→ AUFGABE 1
Gib die Datensätze vom Anfang bis einschließlich der Zeile mit „- copy-latex-button[interactable]: Copy“ erneut wieder und setze dabei „screen coordinates“ an die Stelle von „pixel coordinates“, ohne sonst etwas zu verändern. Lass die Bilder in der Antwort weg.
——
Schule des Rades

Hermann Keyserling

Schöpferische Erkenntnis

Morgenländisches und abendländisches Denken als Wege zum Sinn

Unvergleichbarkeit

Betrachten wir zunächst den Tatbestand der Unvergleichbarkeit ein wenig näher, die beiderseitigen Vorzüge und Nachteile genauer abwägend. Die Gedanken des Morgenlandes, soweit sie mit den unseren nicht zusammenfallen, wollen im allgemeinen überhaupt kein Objekt verständlich machen, sondern einen von der Außenwelt unabhängigen Sinn unmittelbar zum Ausdruck bringen. Uns, hingegen, ist es, welchen Problemen wir uns auch zuwenden, um das Verstehen eines Objekts zu tun. Deshalb können sich sogar die beiderseitigen Grundbegriffe nicht decken. Was bedeutet z. B. Wahrheit hüben und drüben? Ihr modern-westlicher Begriff leuchtet echten Orientalen nicht unmittelbar ein noch kann er es tun, denn von ihrer Einstellung aus mag eine empirische Lüge sich als wahrhaftigster Sinnesausdruck darstellen. Es besteht kein Zweifel darüber, dass man das, was man eigentlich meint, dem Verstehenden durch eine äußere Unwahrheit unter Umständen ebenso gut und sogar besser beibringen kann, wie durch eine sachlich zutreffende Erklärung, Frauen und Diplomaten wissen dies auch im Westen und handeln demgemäß. Aber ihr Wahrheitsbegriff ist nicht anerkannt. Sobald wir Abendländer die Frage bewusst stellen, erscheint uns das grundsätzlich gleiche Wahrhaftigkeitsideal, das auch der Osten bekennt, nur in Form sachlicher Wahrheit, d. h. des Zusammenstimmens von Subjekt und Objekt, realisierbar — gleichviel, ob wir dieses Zusammenstimmen im übrigen nach der Formel von Kant oder von Fries, idealistisch oder pragmatistisch deuten. So stellen wir sogar die Frage, die jedem östlichen Philosophen absurd vorkäme, ob es Gott objektiv gibt, eine Frage, die uns kein Nachweis der Unmöglichkeit eines Gottesbeweises, kein offenbarer Widersinn, zu dem die Annahme ihrer Sinngemäßheit in allen Fällen führt, bis heute verleidet hat; so fragen wir überhaupt, welchen Gegenständen (Definitionen einsichtigerer Art, die metaphysische Substanz von empirischer Gegebenheit scharf unterscheiden, ändern nichts am psychologischen Sachverhalt; nicht darauf kommt es an, wie man definiert, sondern wie das Definierte verstanden wird) die tiefsten metaphysischen Begriffe entsprechen mögen.
——
→ AUFGABE 2
Übertrage aus dem Textabschnitt über morgenländisches und abendländisches Denken den Satz „Deshalb können sich sogar die beiderseitigen Grundbegriffe nicht decken.“ ins Englische.

Gespeicherte Einträge
——
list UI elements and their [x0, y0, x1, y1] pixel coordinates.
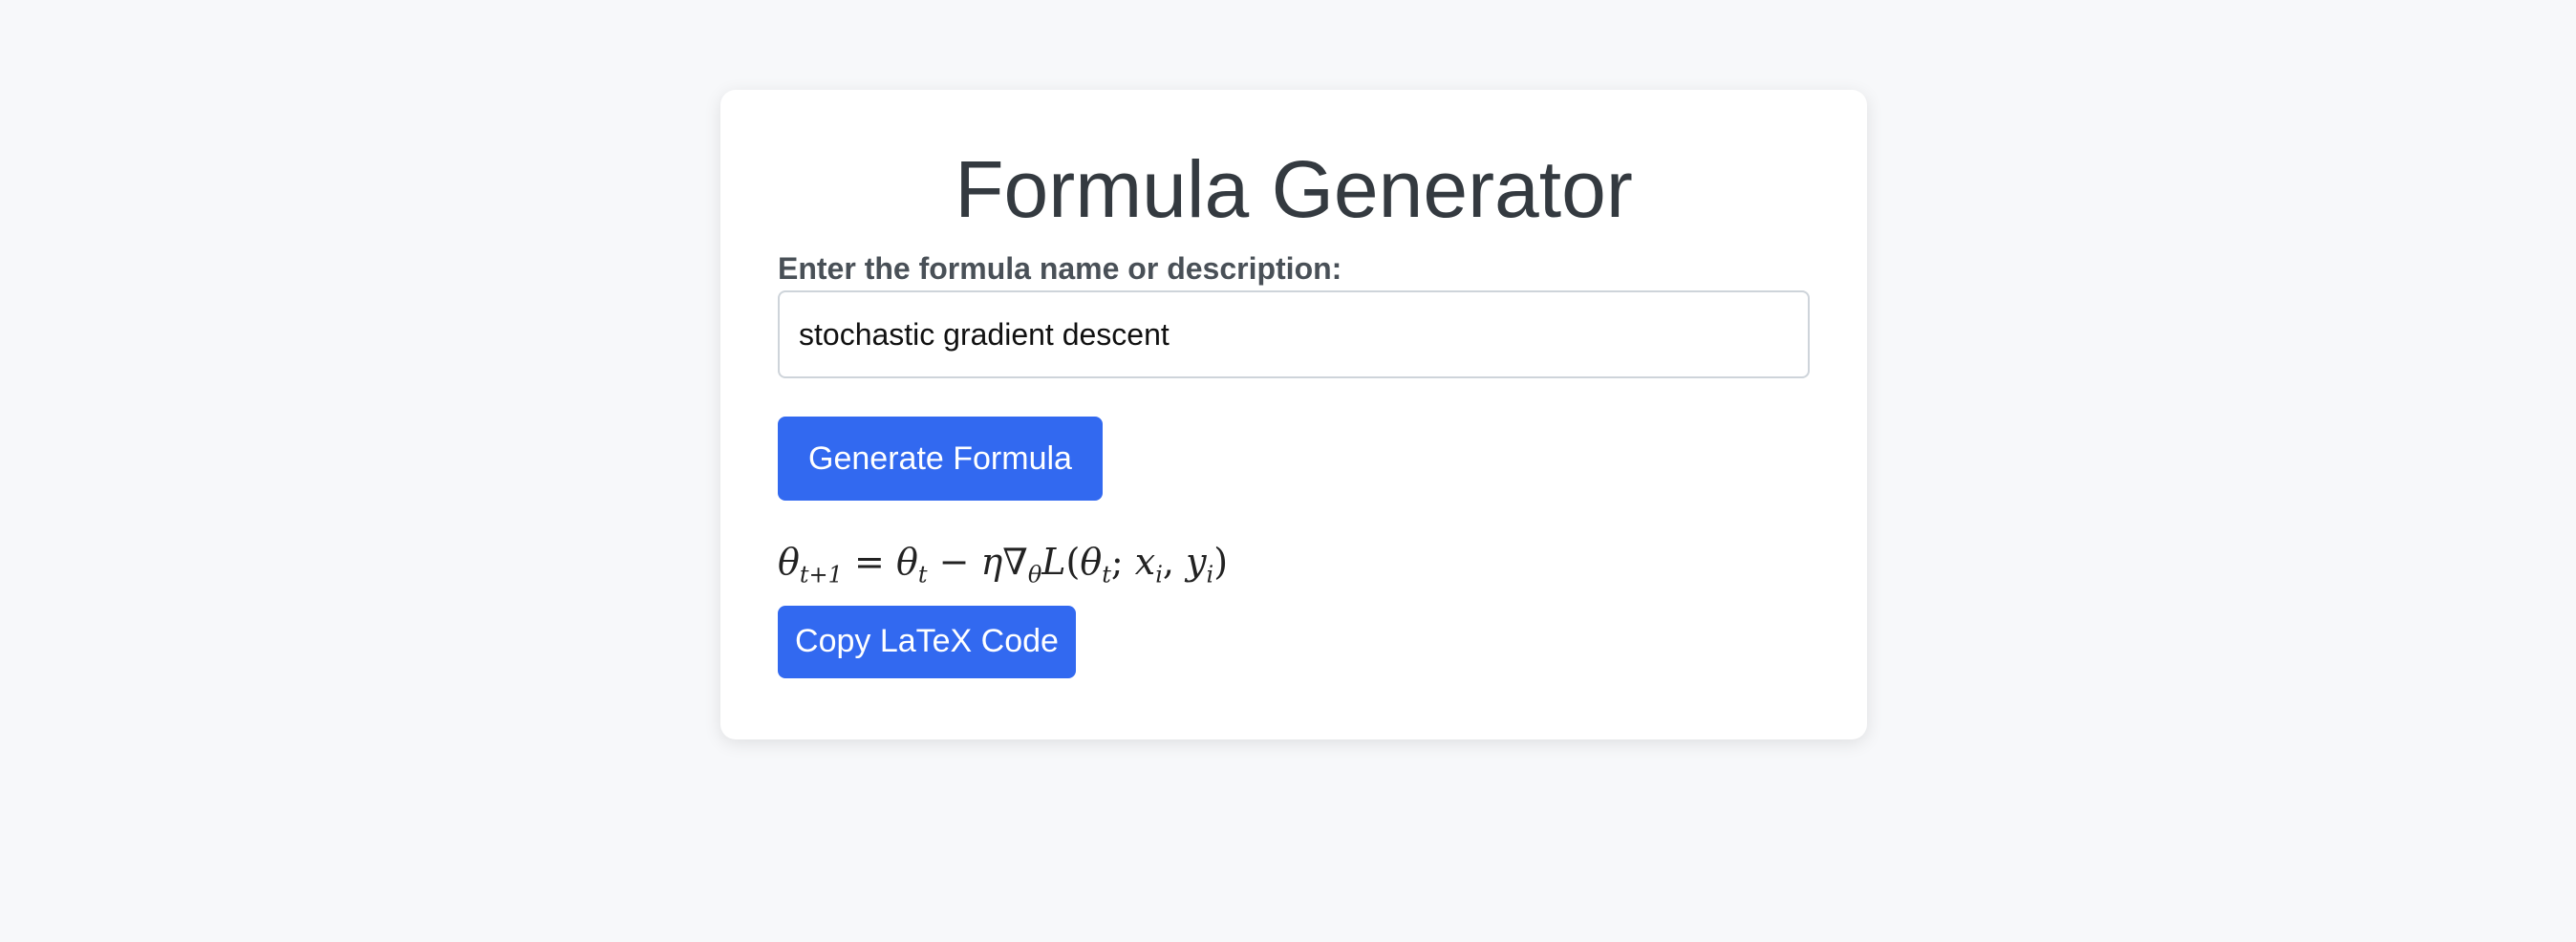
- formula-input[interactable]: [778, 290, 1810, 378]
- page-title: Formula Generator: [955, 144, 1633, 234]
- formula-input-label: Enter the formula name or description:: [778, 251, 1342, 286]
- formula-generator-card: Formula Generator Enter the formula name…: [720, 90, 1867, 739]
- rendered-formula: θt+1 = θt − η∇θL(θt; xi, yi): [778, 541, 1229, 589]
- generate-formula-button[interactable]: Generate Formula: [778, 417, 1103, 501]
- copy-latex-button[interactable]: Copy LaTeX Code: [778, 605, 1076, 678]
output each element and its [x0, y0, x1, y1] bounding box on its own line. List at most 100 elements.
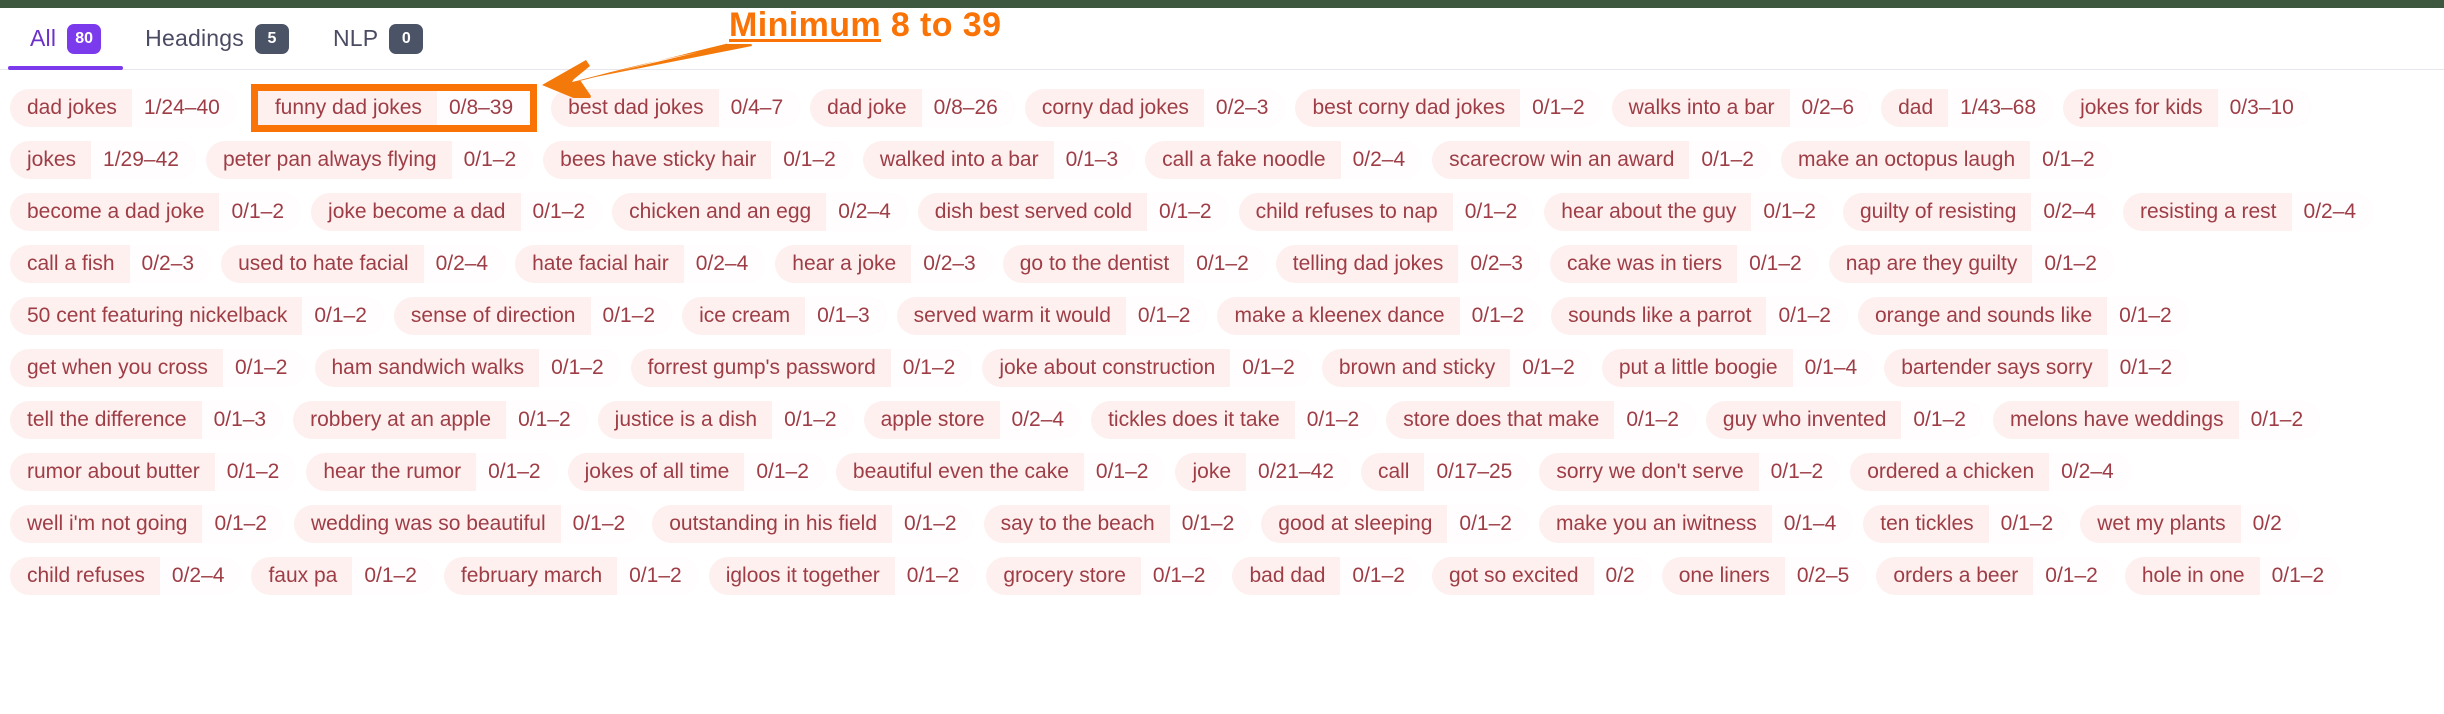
——
→ VOLLSTÄNDIGE ANTWORT 1
list UI elements and their [x0, y0, x1, y1] screen coordinates.
- formula-input[interactable]: [778, 290, 1810, 378]
- page-title: Formula Generator: [955, 144, 1633, 234]
- formula-input-label: Enter the formula name or description:: [778, 251, 1342, 286]
- formula-generator-card: Formula Generator Enter the formula name…: [720, 90, 1867, 739]
- rendered-formula: θt+1 = θt − η∇θL(θt; xi, yi): [778, 541, 1229, 589]
- generate-formula-button[interactable]: Generate Formula: [778, 417, 1103, 501]
- copy-latex-button[interactable]: Copy LaTeX Code: [778, 605, 1076, 678]

→ VOLLSTÄNDIGE ANTWORT 2
Therefore, even the fundamental concepts on both sides cannot coincide.